Start of Given data

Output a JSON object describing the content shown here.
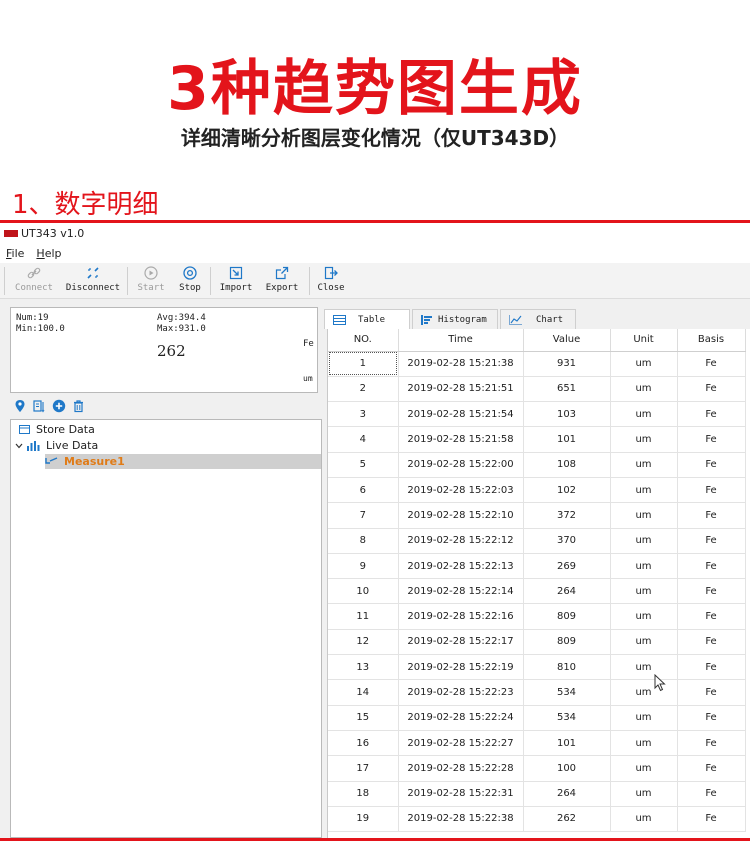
{
  "hero": {
    "title": "3种趋势图生成",
    "subtitle": "详细清晰分析图层变化情况（仅UT343D）",
    "section": "1、数字明细"
  },
  "colors": {
    "brand_red": "#e3141b",
    "selected_orange": "#e07b17",
    "icon_blue": "#1f78c8"
  },
  "app": {
    "title": "UT343 v1.0",
    "menu": [
      "File",
      "Help"
    ],
    "toolbar": {
      "connect": "Connect",
      "disconnect": "Disconnect",
      "start": "Start",
      "stop": "Stop",
      "import": "Import",
      "export": "Export",
      "close": "Close"
    },
    "stats": {
      "num": "Num:19",
      "avg": "Avg:394.4",
      "min": "Min:100.0",
      "max": "Max:931.0",
      "basis": "Fe",
      "current": "262",
      "unit": "um"
    },
    "tree": {
      "store": "Store Data",
      "live": "Live Data",
      "measure": "Measure1"
    },
    "tabs": [
      "Table",
      "Histogram",
      "Chart"
    ],
    "table": {
      "headers": [
        "NO.",
        "Time",
        "Value",
        "Unit",
        "Basis"
      ],
      "rows": [
        [
          "1",
          "2019-02-28 15:21:38",
          "931",
          "um",
          "Fe"
        ],
        [
          "2",
          "2019-02-28 15:21:51",
          "651",
          "um",
          "Fe"
        ],
        [
          "3",
          "2019-02-28 15:21:54",
          "103",
          "um",
          "Fe"
        ],
        [
          "4",
          "2019-02-28 15:21:58",
          "101",
          "um",
          "Fe"
        ],
        [
          "5",
          "2019-02-28 15:22:00",
          "108",
          "um",
          "Fe"
        ],
        [
          "6",
          "2019-02-28 15:22:03",
          "102",
          "um",
          "Fe"
        ],
        [
          "7",
          "2019-02-28 15:22:10",
          "372",
          "um",
          "Fe"
        ],
        [
          "8",
          "2019-02-28 15:22:12",
          "370",
          "um",
          "Fe"
        ],
        [
          "9",
          "2019-02-28 15:22:13",
          "269",
          "um",
          "Fe"
        ],
        [
          "10",
          "2019-02-28 15:22:14",
          "264",
          "um",
          "Fe"
        ],
        [
          "11",
          "2019-02-28 15:22:16",
          "809",
          "um",
          "Fe"
        ],
        [
          "12",
          "2019-02-28 15:22:17",
          "809",
          "um",
          "Fe"
        ],
        [
          "13",
          "2019-02-28 15:22:19",
          "810",
          "um",
          "Fe"
        ],
        [
          "14",
          "2019-02-28 15:22:23",
          "534",
          "um",
          "Fe"
        ],
        [
          "15",
          "2019-02-28 15:22:24",
          "534",
          "um",
          "Fe"
        ],
        [
          "16",
          "2019-02-28 15:22:27",
          "101",
          "um",
          "Fe"
        ],
        [
          "17",
          "2019-02-28 15:22:28",
          "100",
          "um",
          "Fe"
        ],
        [
          "18",
          "2019-02-28 15:22:31",
          "264",
          "um",
          "Fe"
        ],
        [
          "19",
          "2019-02-28 15:22:38",
          "262",
          "um",
          "Fe"
        ]
      ]
    }
  }
}
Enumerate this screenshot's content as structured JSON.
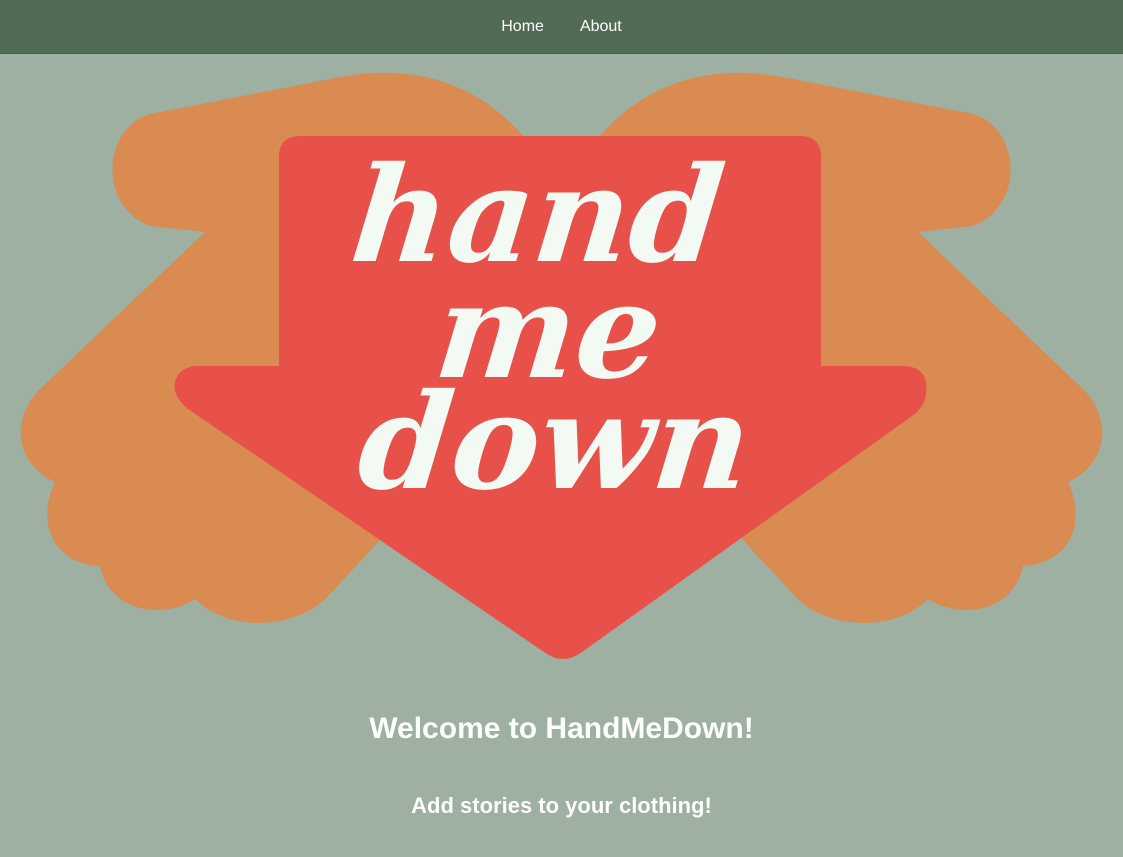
{
  "nav": {
    "links": [
      {
        "label": "Home"
      },
      {
        "label": "About"
      }
    ]
  },
  "logo": {
    "lines": [
      "hand",
      "me",
      "down"
    ],
    "colors": {
      "hands": "#d98b52",
      "arrow": "#e8504a",
      "text": "#f3faf3"
    }
  },
  "hero": {
    "title": "Welcome to HandMeDown!",
    "subtitle": "Add stories to your clothing!"
  },
  "colors": {
    "background": "#9db0a1",
    "navbar": "#526b55"
  }
}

End of Given data

Leaving the pictures out, set down exactly the lines from the one with "Enumerate this screenshot's" through the end of the records.

Enumerate this screenshot's content as structured JSON.
{
  "nav": {
    "links": [
      {
        "label": "Home"
      },
      {
        "label": "About"
      }
    ]
  },
  "logo": {
    "lines": [
      "hand",
      "me",
      "down"
    ],
    "colors": {
      "hands": "#d98b52",
      "arrow": "#e8504a",
      "text": "#f3faf3"
    }
  },
  "hero": {
    "title": "Welcome to HandMeDown!",
    "subtitle": "Add stories to your clothing!"
  },
  "colors": {
    "background": "#9db0a1",
    "navbar": "#526b55"
  }
}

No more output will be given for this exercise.